◆ Exercise aim
Copy out each line below that has the word "screenshot" in it.

◆ Exercise materials
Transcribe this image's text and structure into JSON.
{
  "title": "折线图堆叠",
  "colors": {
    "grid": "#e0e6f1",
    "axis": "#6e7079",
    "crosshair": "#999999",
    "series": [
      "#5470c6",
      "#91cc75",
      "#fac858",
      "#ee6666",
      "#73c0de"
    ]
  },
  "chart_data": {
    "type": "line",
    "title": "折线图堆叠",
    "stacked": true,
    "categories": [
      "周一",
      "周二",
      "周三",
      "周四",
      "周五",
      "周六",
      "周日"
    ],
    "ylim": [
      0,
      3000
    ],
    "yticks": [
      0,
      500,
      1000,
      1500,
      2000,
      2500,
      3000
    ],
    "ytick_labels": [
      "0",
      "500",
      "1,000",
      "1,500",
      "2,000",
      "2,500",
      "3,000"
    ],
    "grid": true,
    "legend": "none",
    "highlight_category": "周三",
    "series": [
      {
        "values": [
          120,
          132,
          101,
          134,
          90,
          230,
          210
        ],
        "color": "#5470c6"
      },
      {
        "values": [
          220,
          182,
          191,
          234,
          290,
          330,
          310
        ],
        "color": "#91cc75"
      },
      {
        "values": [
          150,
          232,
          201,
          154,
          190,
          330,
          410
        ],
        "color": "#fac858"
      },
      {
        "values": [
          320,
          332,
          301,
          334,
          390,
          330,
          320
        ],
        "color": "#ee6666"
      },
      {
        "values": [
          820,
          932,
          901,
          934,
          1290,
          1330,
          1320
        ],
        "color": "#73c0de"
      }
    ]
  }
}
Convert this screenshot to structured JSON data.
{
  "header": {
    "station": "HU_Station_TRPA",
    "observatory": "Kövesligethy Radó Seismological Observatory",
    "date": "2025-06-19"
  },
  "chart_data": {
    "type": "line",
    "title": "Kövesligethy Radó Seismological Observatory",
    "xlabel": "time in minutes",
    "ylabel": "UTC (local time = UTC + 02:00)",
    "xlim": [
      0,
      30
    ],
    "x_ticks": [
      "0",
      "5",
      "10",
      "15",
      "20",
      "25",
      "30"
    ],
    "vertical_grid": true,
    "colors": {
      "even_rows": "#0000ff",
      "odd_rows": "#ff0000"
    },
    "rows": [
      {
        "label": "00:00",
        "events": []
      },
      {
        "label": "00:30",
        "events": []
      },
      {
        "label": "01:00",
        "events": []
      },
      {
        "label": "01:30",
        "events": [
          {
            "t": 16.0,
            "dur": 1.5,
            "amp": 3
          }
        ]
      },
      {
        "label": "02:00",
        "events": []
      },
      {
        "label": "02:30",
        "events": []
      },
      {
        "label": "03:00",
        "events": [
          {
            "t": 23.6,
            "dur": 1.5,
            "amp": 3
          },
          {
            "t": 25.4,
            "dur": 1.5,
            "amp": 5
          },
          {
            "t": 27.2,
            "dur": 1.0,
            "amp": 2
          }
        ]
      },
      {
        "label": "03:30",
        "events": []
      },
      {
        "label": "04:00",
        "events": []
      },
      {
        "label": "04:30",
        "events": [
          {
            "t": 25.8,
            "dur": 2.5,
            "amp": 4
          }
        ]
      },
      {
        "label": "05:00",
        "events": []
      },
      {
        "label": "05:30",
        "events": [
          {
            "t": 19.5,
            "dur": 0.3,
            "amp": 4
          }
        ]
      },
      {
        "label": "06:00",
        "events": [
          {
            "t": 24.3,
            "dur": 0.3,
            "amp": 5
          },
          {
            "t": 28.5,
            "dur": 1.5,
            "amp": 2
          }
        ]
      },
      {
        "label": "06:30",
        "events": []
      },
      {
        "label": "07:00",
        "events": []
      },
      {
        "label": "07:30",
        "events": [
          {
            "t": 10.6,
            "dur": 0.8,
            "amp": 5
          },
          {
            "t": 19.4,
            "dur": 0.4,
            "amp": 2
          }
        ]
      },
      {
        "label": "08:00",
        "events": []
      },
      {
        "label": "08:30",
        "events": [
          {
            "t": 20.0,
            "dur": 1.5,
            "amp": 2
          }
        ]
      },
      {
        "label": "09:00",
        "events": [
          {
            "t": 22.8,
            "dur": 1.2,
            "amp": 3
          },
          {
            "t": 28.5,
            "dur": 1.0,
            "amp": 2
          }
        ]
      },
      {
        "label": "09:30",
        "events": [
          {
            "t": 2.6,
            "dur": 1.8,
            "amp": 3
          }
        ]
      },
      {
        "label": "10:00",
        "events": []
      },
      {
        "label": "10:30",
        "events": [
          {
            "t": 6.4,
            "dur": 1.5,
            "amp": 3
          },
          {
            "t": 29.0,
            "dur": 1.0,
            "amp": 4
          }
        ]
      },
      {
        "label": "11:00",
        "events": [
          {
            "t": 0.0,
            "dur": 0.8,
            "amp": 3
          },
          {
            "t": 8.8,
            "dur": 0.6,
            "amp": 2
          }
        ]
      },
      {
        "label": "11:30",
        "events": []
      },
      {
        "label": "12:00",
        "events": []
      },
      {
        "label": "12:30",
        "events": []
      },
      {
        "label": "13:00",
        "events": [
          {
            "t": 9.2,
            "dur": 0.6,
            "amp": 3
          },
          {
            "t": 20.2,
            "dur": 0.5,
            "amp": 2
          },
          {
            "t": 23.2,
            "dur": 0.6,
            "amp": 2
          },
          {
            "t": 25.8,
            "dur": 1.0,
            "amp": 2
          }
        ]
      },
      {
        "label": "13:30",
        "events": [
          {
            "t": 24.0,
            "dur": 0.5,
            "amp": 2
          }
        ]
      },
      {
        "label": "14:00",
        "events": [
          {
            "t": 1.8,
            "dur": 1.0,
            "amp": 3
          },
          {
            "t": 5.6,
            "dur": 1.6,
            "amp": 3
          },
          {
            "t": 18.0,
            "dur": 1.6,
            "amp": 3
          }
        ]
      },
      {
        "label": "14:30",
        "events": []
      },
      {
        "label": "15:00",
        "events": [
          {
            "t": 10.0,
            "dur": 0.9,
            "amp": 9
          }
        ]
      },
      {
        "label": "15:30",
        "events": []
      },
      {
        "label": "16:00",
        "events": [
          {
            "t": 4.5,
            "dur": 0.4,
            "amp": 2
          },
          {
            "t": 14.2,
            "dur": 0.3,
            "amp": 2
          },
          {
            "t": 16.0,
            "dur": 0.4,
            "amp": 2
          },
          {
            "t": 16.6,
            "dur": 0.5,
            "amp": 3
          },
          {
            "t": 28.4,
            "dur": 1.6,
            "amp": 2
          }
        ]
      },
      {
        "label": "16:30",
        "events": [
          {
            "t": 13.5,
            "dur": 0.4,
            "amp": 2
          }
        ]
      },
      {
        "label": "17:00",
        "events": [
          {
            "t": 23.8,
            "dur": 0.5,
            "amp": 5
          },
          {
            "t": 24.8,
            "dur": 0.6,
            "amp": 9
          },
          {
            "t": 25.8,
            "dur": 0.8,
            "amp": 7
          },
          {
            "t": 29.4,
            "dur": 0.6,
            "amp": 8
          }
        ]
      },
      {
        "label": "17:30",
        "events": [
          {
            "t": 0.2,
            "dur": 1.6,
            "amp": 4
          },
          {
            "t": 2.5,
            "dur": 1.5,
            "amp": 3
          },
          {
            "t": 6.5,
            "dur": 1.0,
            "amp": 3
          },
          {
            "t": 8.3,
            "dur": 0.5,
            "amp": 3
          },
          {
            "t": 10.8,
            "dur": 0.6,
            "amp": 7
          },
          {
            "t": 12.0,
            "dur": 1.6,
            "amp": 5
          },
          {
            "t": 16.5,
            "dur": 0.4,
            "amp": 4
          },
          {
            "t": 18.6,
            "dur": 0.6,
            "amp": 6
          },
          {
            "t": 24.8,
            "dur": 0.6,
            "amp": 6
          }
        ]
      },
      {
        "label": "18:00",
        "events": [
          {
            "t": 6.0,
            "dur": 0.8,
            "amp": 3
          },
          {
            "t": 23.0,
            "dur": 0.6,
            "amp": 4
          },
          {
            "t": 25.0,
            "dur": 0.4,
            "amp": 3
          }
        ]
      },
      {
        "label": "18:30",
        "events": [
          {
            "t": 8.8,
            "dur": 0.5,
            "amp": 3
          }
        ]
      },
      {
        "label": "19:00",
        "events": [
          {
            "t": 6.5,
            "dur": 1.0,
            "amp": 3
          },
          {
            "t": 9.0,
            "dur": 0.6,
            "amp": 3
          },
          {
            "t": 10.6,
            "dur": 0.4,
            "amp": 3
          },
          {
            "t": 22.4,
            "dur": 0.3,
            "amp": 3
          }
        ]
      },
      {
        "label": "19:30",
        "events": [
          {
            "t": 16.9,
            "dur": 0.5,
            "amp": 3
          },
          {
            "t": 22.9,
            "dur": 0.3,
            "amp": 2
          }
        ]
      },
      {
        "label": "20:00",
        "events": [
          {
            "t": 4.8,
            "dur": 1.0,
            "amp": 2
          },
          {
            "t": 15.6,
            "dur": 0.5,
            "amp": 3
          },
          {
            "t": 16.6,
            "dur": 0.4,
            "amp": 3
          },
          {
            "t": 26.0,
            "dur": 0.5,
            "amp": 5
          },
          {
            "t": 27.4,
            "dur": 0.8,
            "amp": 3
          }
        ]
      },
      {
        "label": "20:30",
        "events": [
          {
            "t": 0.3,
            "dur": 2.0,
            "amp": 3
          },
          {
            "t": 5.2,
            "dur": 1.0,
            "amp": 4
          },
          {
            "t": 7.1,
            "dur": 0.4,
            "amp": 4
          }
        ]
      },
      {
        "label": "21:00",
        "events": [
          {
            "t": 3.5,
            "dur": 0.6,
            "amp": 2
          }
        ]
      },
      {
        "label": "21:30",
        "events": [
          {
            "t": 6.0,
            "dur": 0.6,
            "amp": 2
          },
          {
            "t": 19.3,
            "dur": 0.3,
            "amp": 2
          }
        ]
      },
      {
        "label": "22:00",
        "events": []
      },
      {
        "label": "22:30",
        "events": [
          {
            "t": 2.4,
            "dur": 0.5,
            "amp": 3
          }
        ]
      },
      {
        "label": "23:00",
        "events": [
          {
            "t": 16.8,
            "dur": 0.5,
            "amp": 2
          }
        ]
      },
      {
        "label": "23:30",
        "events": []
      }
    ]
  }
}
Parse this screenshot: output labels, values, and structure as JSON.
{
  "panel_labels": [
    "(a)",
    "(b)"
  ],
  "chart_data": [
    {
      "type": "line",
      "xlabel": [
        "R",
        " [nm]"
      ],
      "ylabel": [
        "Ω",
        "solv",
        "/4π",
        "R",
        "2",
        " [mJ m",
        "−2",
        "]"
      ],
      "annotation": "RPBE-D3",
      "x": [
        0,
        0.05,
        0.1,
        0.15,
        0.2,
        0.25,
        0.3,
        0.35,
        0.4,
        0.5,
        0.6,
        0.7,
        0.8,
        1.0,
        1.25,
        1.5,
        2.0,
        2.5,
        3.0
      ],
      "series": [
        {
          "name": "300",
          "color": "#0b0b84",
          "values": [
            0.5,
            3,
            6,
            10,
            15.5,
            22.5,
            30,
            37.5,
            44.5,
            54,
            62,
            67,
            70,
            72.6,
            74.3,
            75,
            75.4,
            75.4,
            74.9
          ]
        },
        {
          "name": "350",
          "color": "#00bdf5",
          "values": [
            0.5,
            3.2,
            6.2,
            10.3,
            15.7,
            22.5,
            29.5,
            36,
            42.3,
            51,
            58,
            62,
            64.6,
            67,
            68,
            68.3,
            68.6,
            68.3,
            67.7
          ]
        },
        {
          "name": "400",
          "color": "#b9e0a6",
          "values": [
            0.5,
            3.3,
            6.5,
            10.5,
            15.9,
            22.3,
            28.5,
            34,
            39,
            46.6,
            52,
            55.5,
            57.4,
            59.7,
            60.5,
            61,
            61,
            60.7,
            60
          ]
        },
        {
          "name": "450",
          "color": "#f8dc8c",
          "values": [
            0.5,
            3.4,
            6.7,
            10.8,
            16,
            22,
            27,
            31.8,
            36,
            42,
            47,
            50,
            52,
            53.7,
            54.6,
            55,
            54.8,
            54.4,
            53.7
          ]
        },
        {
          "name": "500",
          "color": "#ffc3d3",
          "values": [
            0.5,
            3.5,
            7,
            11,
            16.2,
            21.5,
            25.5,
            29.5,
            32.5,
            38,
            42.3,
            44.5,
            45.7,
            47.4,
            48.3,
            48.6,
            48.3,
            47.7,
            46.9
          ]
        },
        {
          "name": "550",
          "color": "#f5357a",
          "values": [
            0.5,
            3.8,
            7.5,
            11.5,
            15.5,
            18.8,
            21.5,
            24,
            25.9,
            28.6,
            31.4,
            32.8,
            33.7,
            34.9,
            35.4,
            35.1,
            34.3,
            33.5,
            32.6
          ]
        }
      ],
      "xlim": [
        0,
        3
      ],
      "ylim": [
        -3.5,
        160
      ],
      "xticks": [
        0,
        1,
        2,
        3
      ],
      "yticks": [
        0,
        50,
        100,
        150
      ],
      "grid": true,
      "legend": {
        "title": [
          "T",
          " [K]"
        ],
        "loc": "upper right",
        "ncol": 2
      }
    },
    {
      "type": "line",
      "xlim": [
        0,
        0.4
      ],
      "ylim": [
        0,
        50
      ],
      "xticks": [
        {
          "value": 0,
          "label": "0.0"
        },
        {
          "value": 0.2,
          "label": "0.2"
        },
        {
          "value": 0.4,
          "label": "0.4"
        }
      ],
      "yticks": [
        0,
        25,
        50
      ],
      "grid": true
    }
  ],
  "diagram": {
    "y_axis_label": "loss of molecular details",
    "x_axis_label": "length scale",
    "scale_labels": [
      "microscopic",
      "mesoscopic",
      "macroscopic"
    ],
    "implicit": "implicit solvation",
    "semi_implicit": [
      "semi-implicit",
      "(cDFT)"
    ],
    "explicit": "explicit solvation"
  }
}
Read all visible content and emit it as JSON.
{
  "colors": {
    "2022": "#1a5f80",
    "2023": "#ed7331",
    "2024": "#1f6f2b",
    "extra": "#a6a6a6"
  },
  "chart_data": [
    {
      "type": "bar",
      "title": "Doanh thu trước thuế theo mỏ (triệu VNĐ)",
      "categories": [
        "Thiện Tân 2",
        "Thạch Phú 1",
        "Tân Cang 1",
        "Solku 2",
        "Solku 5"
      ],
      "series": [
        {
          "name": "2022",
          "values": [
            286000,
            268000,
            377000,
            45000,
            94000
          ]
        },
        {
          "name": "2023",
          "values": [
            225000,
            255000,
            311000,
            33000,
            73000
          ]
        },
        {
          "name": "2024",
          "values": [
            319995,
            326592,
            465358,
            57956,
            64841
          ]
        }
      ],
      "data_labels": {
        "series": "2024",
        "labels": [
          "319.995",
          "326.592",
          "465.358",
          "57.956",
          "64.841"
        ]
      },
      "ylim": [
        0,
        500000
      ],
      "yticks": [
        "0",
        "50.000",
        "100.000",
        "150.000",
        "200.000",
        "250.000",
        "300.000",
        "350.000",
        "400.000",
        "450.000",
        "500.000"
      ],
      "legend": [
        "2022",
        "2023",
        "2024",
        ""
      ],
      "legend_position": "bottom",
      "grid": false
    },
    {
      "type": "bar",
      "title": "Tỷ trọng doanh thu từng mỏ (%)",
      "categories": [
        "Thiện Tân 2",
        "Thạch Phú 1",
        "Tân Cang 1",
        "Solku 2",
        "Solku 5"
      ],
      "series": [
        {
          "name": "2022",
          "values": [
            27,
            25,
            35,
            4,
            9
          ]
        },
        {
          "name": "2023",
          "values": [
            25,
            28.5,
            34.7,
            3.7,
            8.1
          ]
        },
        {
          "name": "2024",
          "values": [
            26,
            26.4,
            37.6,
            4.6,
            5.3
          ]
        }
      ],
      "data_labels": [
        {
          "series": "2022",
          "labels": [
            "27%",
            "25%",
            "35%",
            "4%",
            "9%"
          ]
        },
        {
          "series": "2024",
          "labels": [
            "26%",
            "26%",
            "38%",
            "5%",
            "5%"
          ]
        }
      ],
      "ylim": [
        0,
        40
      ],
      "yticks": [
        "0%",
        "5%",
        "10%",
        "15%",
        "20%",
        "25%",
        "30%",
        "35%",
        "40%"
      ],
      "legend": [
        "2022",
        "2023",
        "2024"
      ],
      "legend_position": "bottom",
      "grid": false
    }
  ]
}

◆ Written response
Convert this screenshot to structured JSON data.
Parse this screenshot: output labels, values, and structure as JSON.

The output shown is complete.